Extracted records

Begin

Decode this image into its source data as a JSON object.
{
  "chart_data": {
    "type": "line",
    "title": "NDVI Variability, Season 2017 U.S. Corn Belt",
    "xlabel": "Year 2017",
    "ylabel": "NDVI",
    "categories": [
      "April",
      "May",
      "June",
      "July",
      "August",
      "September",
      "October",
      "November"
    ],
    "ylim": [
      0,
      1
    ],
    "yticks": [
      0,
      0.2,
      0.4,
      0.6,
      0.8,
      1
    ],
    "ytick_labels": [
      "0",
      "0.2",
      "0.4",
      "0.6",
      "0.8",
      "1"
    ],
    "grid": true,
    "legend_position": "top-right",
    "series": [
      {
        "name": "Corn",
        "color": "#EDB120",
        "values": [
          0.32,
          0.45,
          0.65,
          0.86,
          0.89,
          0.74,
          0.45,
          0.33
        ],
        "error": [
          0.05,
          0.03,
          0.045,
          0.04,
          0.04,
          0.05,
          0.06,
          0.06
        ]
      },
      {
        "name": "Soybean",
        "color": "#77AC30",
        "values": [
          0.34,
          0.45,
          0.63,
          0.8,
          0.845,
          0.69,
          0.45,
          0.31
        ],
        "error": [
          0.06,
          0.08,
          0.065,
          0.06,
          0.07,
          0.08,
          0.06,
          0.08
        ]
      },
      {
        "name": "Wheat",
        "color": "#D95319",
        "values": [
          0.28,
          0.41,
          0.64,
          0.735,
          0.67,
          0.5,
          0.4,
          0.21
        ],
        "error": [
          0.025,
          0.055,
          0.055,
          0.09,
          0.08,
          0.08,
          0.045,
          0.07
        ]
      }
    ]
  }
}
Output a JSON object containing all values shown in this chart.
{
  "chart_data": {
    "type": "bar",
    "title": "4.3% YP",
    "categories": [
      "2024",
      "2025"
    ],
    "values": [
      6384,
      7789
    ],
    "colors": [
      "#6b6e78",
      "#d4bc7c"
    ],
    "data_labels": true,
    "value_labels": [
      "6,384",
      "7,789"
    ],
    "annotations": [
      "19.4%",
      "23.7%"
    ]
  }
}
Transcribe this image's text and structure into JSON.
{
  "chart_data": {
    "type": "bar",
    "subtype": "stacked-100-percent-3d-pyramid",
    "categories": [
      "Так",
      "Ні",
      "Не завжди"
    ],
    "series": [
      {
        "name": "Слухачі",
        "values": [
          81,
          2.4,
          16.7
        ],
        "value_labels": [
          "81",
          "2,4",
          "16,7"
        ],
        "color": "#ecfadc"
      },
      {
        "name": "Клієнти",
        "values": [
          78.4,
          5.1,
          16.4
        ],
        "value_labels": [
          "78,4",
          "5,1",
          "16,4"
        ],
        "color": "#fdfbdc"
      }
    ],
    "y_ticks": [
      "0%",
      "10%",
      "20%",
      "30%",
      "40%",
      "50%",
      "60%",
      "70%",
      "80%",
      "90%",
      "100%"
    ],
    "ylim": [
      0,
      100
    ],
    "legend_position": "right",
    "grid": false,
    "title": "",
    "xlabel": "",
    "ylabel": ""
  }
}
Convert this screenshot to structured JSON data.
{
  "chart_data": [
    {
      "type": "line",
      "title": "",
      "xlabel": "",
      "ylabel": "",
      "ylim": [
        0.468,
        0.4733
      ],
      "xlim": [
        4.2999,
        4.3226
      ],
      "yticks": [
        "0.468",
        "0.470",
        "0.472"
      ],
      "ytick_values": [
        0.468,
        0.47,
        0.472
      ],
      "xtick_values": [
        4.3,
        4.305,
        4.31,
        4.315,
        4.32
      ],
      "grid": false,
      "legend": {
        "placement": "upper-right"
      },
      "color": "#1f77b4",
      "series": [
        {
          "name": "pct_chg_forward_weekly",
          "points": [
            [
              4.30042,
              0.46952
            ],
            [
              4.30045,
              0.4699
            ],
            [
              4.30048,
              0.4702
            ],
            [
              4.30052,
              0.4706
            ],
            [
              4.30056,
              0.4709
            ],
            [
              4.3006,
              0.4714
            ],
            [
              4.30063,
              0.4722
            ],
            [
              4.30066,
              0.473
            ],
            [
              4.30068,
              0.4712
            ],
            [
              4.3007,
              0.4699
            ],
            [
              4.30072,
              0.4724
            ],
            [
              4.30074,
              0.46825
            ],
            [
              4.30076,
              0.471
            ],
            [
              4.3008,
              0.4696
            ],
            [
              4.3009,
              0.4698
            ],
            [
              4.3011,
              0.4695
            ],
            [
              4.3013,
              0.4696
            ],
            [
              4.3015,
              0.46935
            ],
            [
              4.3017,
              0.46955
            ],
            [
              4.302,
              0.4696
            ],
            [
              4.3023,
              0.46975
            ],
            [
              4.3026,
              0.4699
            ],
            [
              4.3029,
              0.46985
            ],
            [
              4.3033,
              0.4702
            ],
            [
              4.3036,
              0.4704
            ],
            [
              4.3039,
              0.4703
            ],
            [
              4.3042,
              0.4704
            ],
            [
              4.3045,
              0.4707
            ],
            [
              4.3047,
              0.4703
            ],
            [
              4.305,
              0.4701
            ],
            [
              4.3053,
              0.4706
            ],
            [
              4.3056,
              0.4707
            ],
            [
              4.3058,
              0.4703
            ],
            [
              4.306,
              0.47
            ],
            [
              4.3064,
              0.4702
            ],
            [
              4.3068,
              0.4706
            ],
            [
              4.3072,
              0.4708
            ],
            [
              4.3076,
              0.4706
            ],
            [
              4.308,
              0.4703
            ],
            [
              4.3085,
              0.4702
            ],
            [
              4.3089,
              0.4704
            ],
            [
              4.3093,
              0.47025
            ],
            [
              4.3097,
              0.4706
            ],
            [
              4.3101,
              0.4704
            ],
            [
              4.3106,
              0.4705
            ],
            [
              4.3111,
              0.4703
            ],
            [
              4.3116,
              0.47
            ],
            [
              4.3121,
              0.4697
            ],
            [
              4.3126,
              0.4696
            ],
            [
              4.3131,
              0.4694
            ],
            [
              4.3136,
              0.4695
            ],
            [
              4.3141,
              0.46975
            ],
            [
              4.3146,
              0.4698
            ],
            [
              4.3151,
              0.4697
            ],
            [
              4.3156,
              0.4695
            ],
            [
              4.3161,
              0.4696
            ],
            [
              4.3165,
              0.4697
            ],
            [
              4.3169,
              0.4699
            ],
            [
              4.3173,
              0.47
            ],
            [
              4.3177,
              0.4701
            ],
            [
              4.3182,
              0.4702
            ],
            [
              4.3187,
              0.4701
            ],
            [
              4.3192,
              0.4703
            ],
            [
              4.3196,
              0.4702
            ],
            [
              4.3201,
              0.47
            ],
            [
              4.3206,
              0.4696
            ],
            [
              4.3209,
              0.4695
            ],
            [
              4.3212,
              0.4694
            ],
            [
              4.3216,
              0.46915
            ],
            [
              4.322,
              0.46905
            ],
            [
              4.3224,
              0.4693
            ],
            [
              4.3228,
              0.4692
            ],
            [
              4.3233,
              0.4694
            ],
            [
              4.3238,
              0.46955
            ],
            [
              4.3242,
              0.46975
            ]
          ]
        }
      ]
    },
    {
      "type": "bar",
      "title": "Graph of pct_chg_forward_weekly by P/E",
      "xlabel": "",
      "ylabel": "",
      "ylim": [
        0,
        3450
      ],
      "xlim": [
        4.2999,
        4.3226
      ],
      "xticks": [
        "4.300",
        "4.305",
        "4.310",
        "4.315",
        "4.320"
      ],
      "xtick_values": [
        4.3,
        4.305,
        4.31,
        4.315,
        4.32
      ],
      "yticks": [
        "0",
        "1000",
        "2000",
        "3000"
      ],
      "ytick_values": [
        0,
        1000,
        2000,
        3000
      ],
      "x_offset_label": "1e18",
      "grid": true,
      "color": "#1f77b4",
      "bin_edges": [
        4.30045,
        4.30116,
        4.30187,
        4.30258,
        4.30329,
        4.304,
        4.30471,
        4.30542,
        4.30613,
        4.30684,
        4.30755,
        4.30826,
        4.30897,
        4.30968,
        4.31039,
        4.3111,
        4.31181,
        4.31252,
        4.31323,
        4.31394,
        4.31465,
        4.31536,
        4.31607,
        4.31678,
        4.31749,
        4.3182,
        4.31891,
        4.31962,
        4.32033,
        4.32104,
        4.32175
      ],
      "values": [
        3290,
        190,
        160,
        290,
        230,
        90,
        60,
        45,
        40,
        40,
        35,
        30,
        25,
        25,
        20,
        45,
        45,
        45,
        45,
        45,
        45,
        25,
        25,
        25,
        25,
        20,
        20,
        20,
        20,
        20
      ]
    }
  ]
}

End

Give the number of lines above that hold the word "Corn", and nothing more.

» FULL RESPONSE
2